#### TASK DETAILS
Without changing a character, return the entries, but not the images they hold.
**** RECORDS FOR THE TASK ****
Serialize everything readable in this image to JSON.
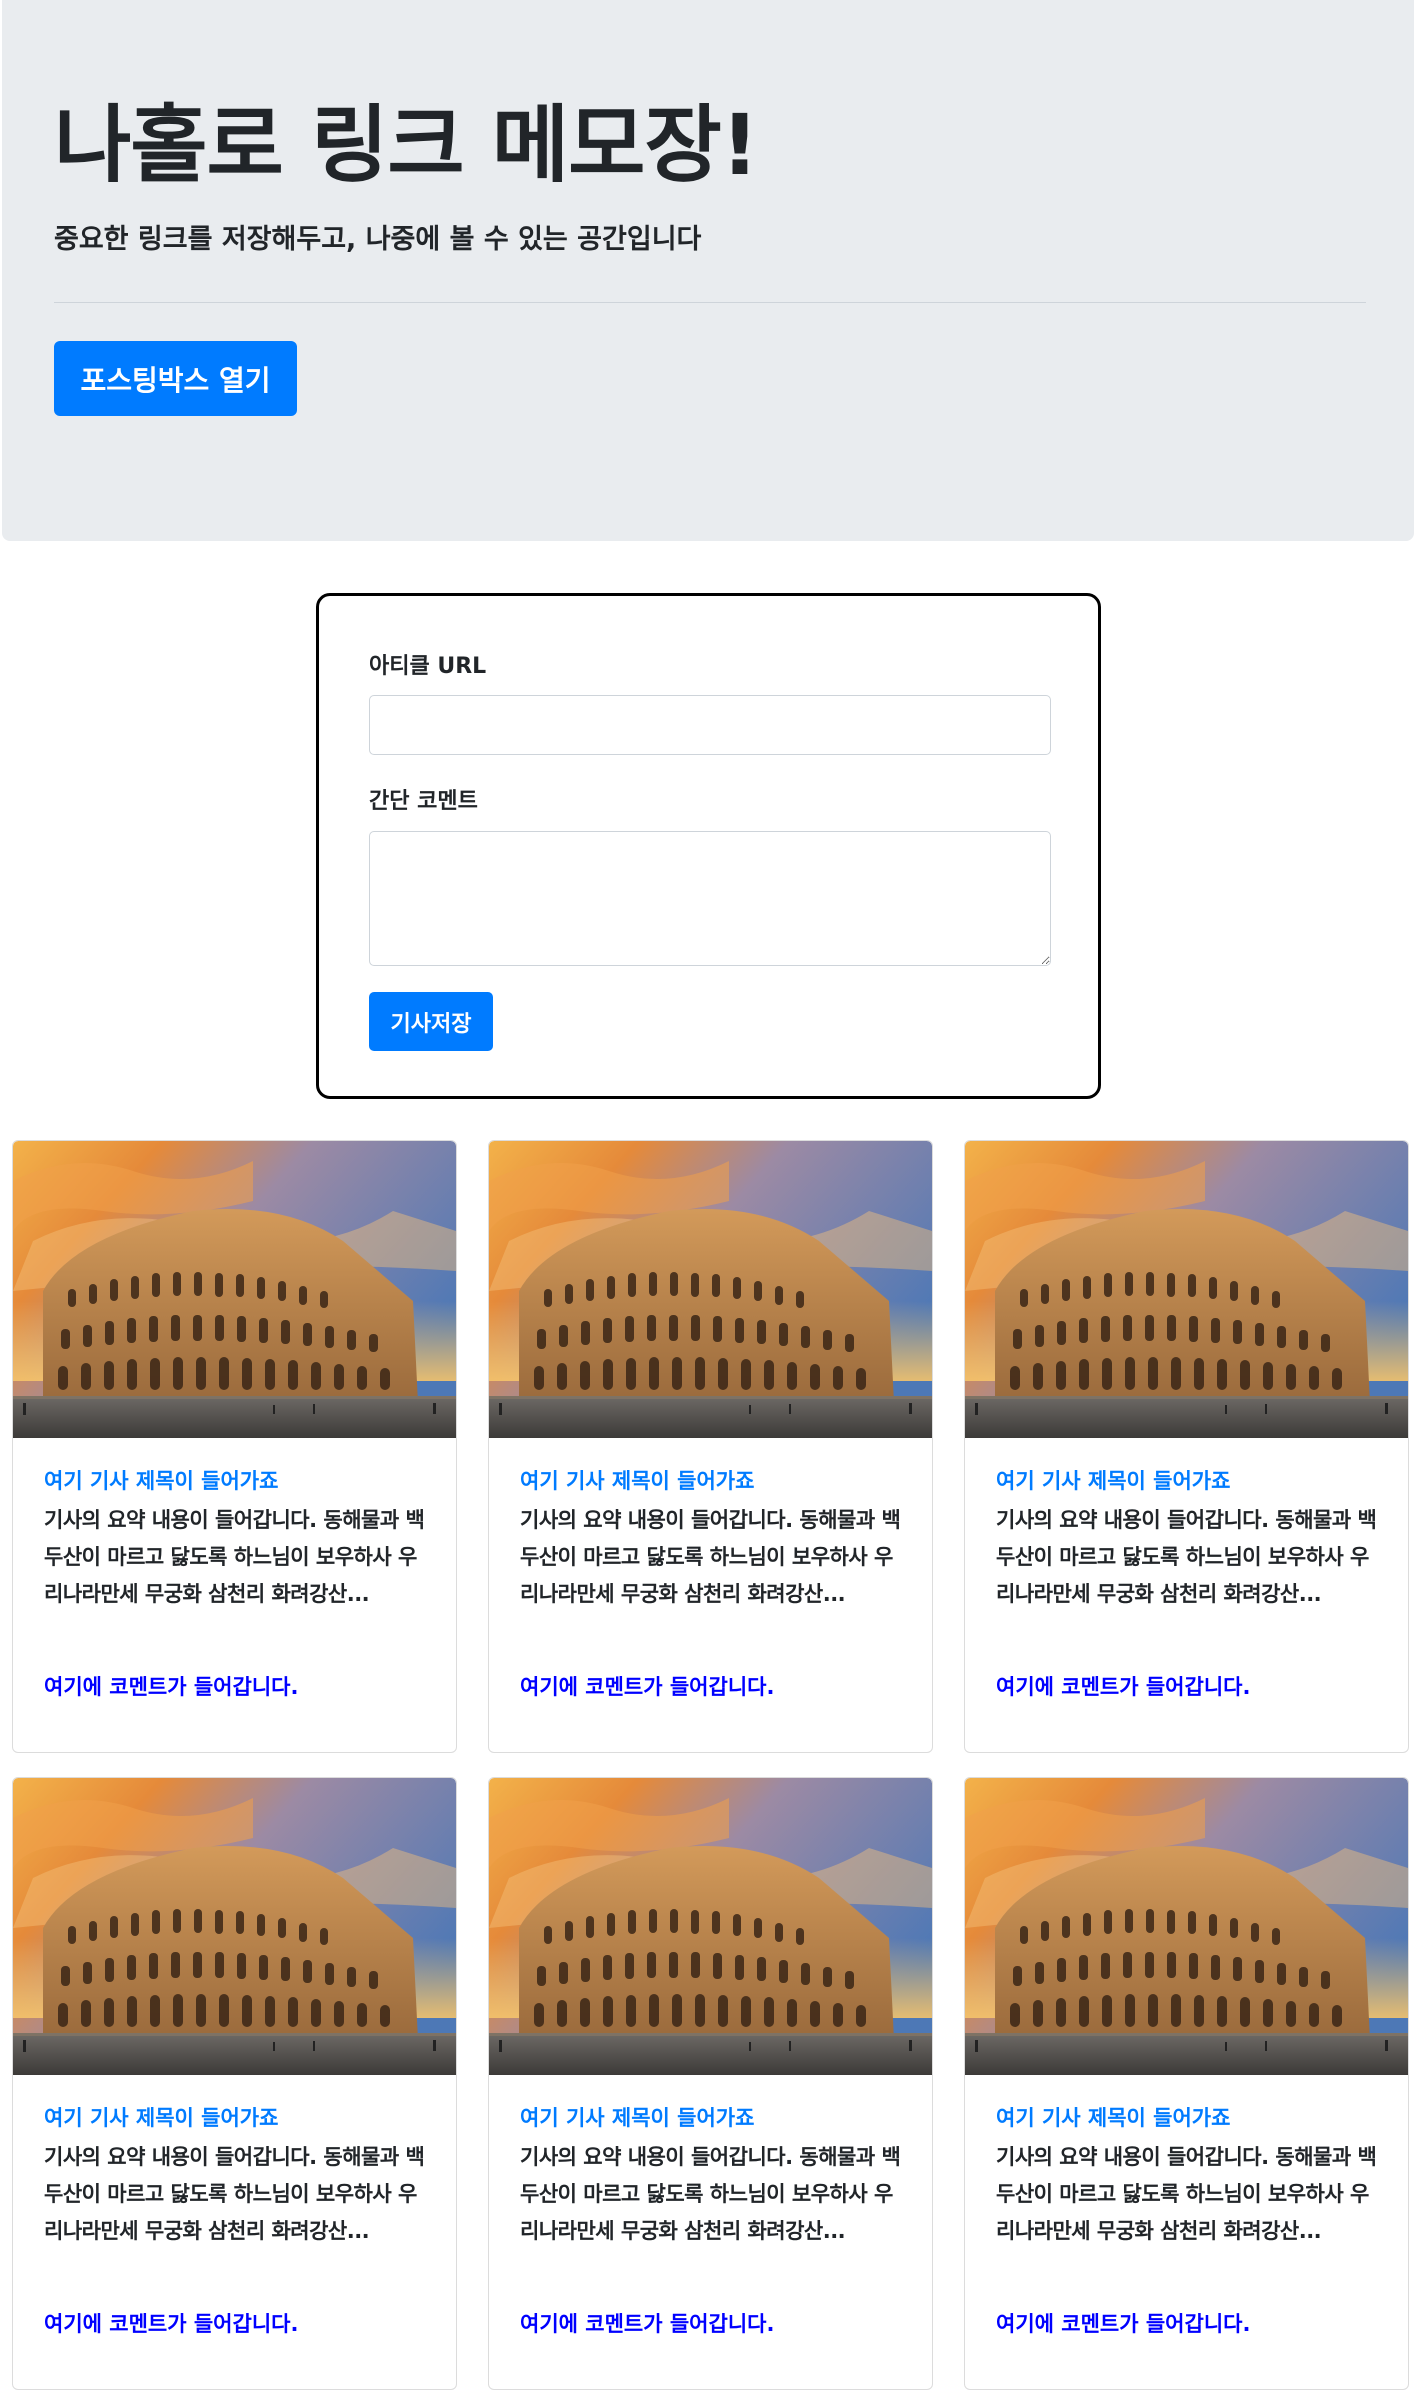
{
  "jumbotron": {
    "title": "나홀로 링크 메모장!",
    "lead": "중요한 링크를 저장해두고, 나중에 볼 수 있는 공간입니다",
    "open_button": "포스팅박스 열기"
  },
  "posting_box": {
    "url_label": "아티클 URL",
    "url_value": "",
    "comment_label": "간단 코멘트",
    "comment_value": "",
    "save_button": "기사저장"
  },
  "cards": [
    {
      "title": "여기 기사 제목이 들어가죠",
      "summary": "기사의 요약 내용이 들어갑니다. 동해물과 백두산이 마르고 닳도록 하느님이 보우하사 우리나라만세 무궁화 삼천리 화려강산...",
      "comment": "여기에 코멘트가 들어갑니다.",
      "image": "colosseum-photo"
    },
    {
      "title": "여기 기사 제목이 들어가죠",
      "summary": "기사의 요약 내용이 들어갑니다. 동해물과 백두산이 마르고 닳도록 하느님이 보우하사 우리나라만세 무궁화 삼천리 화려강산...",
      "comment": "여기에 코멘트가 들어갑니다.",
      "image": "colosseum-photo"
    },
    {
      "title": "여기 기사 제목이 들어가죠",
      "summary": "기사의 요약 내용이 들어갑니다. 동해물과 백두산이 마르고 닳도록 하느님이 보우하사 우리나라만세 무궁화 삼천리 화려강산...",
      "comment": "여기에 코멘트가 들어갑니다.",
      "image": "colosseum-photo"
    },
    {
      "title": "여기 기사 제목이 들어가죠",
      "summary": "기사의 요약 내용이 들어갑니다. 동해물과 백두산이 마르고 닳도록 하느님이 보우하사 우리나라만세 무궁화 삼천리 화려강산...",
      "comment": "여기에 코멘트가 들어갑니다.",
      "image": "colosseum-photo"
    },
    {
      "title": "여기 기사 제목이 들어가죠",
      "summary": "기사의 요약 내용이 들어갑니다. 동해물과 백두산이 마르고 닳도록 하느님이 보우하사 우리나라만세 무궁화 삼천리 화려강산...",
      "comment": "여기에 코멘트가 들어갑니다.",
      "image": "colosseum-photo"
    },
    {
      "title": "여기 기사 제목이 들어가죠",
      "summary": "기사의 요약 내용이 들어갑니다. 동해물과 백두산이 마르고 닳도록 하느님이 보우하사 우리나라만세 무궁화 삼천리 화려강산...",
      "comment": "여기에 코멘트가 들어갑니다.",
      "image": "colosseum-photo"
    }
  ],
  "colors": {
    "primary": "#007bff",
    "jumbotron_bg": "#e9ecef",
    "comment_text": "#0000ff"
  }
}
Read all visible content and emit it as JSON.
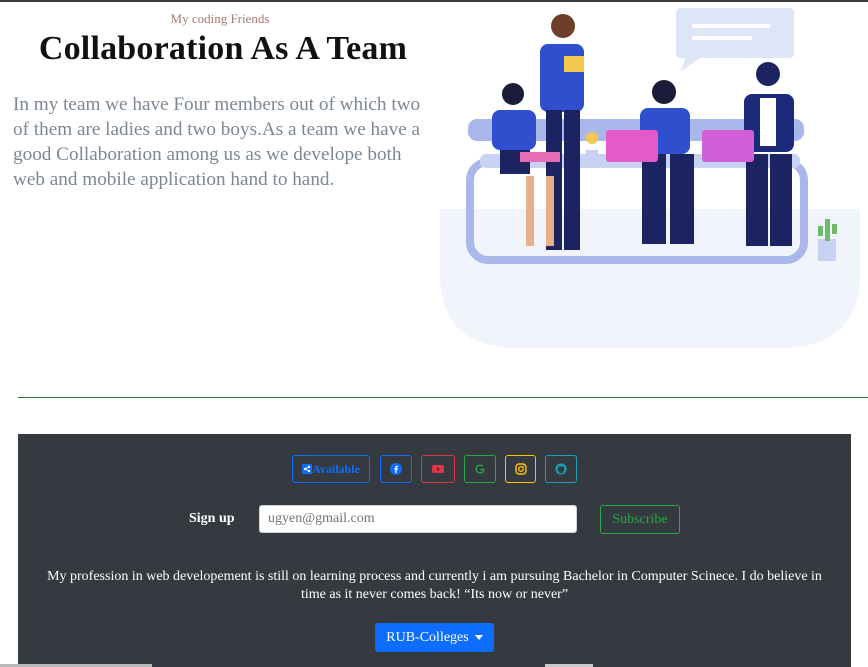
{
  "hero": {
    "eyebrow": "My coding Friends",
    "title": "Collaboration As A Team",
    "paragraph": "In my team we have Four members out of which two of them are ladies and two boys.As a team we have a good Collaboration among us as we develope both web and mobile application hand to hand."
  },
  "illustration": {
    "icon": "team-collaboration-illustration"
  },
  "footer": {
    "social": {
      "available_label": "Available",
      "buttons": [
        {
          "name": "facebook",
          "icon": "facebook-icon",
          "color": "#0d6efd"
        },
        {
          "name": "youtube",
          "icon": "youtube-icon",
          "color": "#dc3545"
        },
        {
          "name": "google",
          "icon": "google-icon",
          "color": "#28a745"
        },
        {
          "name": "instagram",
          "icon": "instagram-icon",
          "color": "#ffc107"
        },
        {
          "name": "github",
          "icon": "github-icon",
          "color": "#17a2b8"
        }
      ]
    },
    "signup": {
      "label": "Sign up",
      "email_value": "",
      "email_placeholder": "ugyen@gmail.com",
      "subscribe_label": "Subscribe"
    },
    "text": "My profession in web developement is still on learning process and currently i am pursuing Bachelor in Computer Scinece. I do believe in time as it never comes back! “Its now or never”",
    "dropdown_label": "RUB-Colleges"
  },
  "colors": {
    "footer_bg": "#343a40",
    "primary": "#0d6efd",
    "success": "#28a745",
    "divider": "#2f7a3b"
  }
}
****
#### TASK RESULT
Serialize everything readable in this image to JSON.
{
  "jumbotron": {
    "title": "나홀로 링크 메모장!",
    "lead": "중요한 링크를 저장해두고, 나중에 볼 수 있는 공간입니다",
    "open_button": "포스팅박스 열기"
  },
  "posting_box": {
    "url_label": "아티클 URL",
    "url_value": "",
    "comment_label": "간단 코멘트",
    "comment_value": "",
    "save_button": "기사저장"
  },
  "cards": [
    {
      "title": "여기 기사 제목이 들어가죠",
      "summary": "기사의 요약 내용이 들어갑니다. 동해물과 백두산이 마르고 닳도록 하느님이 보우하사 우리나라만세 무궁화 삼천리 화려강산...",
      "comment": "여기에 코멘트가 들어갑니다.",
      "image": "colosseum-photo"
    },
    {
      "title": "여기 기사 제목이 들어가죠",
      "summary": "기사의 요약 내용이 들어갑니다. 동해물과 백두산이 마르고 닳도록 하느님이 보우하사 우리나라만세 무궁화 삼천리 화려강산...",
      "comment": "여기에 코멘트가 들어갑니다.",
      "image": "colosseum-photo"
    },
    {
      "title": "여기 기사 제목이 들어가죠",
      "summary": "기사의 요약 내용이 들어갑니다. 동해물과 백두산이 마르고 닳도록 하느님이 보우하사 우리나라만세 무궁화 삼천리 화려강산...",
      "comment": "여기에 코멘트가 들어갑니다.",
      "image": "colosseum-photo"
    },
    {
      "title": "여기 기사 제목이 들어가죠",
      "summary": "기사의 요약 내용이 들어갑니다. 동해물과 백두산이 마르고 닳도록 하느님이 보우하사 우리나라만세 무궁화 삼천리 화려강산...",
      "comment": "여기에 코멘트가 들어갑니다.",
      "image": "colosseum-photo"
    },
    {
      "title": "여기 기사 제목이 들어가죠",
      "summary": "기사의 요약 내용이 들어갑니다. 동해물과 백두산이 마르고 닳도록 하느님이 보우하사 우리나라만세 무궁화 삼천리 화려강산...",
      "comment": "여기에 코멘트가 들어갑니다.",
      "image": "colosseum-photo"
    },
    {
      "title": "여기 기사 제목이 들어가죠",
      "summary": "기사의 요약 내용이 들어갑니다. 동해물과 백두산이 마르고 닳도록 하느님이 보우하사 우리나라만세 무궁화 삼천리 화려강산...",
      "comment": "여기에 코멘트가 들어갑니다.",
      "image": "colosseum-photo"
    }
  ],
  "colors": {
    "primary": "#007bff",
    "jumbotron_bg": "#e9ecef",
    "comment_text": "#0000ff"
  }
}
Read all visible content and emit it as JSON.
{
  "hero": {
    "eyebrow": "My coding Friends",
    "title": "Collaboration As A Team",
    "paragraph": "In my team we have Four members out of which two of them are ladies and two boys.As a team we have a good Collaboration among us as we develope both web and mobile application hand to hand."
  },
  "illustration": {
    "icon": "team-collaboration-illustration"
  },
  "footer": {
    "social": {
      "available_label": "Available",
      "buttons": [
        {
          "name": "facebook",
          "icon": "facebook-icon",
          "color": "#0d6efd"
        },
        {
          "name": "youtube",
          "icon": "youtube-icon",
          "color": "#dc3545"
        },
        {
          "name": "google",
          "icon": "google-icon",
          "color": "#28a745"
        },
        {
          "name": "instagram",
          "icon": "instagram-icon",
          "color": "#ffc107"
        },
        {
          "name": "github",
          "icon": "github-icon",
          "color": "#17a2b8"
        }
      ]
    },
    "signup": {
      "label": "Sign up",
      "email_value": "",
      "email_placeholder": "ugyen@gmail.com",
      "subscribe_label": "Subscribe"
    },
    "text": "My profession in web developement is still on learning process and currently i am pursuing Bachelor in Computer Scinece. I do believe in time as it never comes back! “Its now or never”",
    "dropdown_label": "RUB-Colleges"
  },
  "colors": {
    "footer_bg": "#343a40",
    "primary": "#0d6efd",
    "success": "#28a745",
    "divider": "#2f7a3b"
  }
}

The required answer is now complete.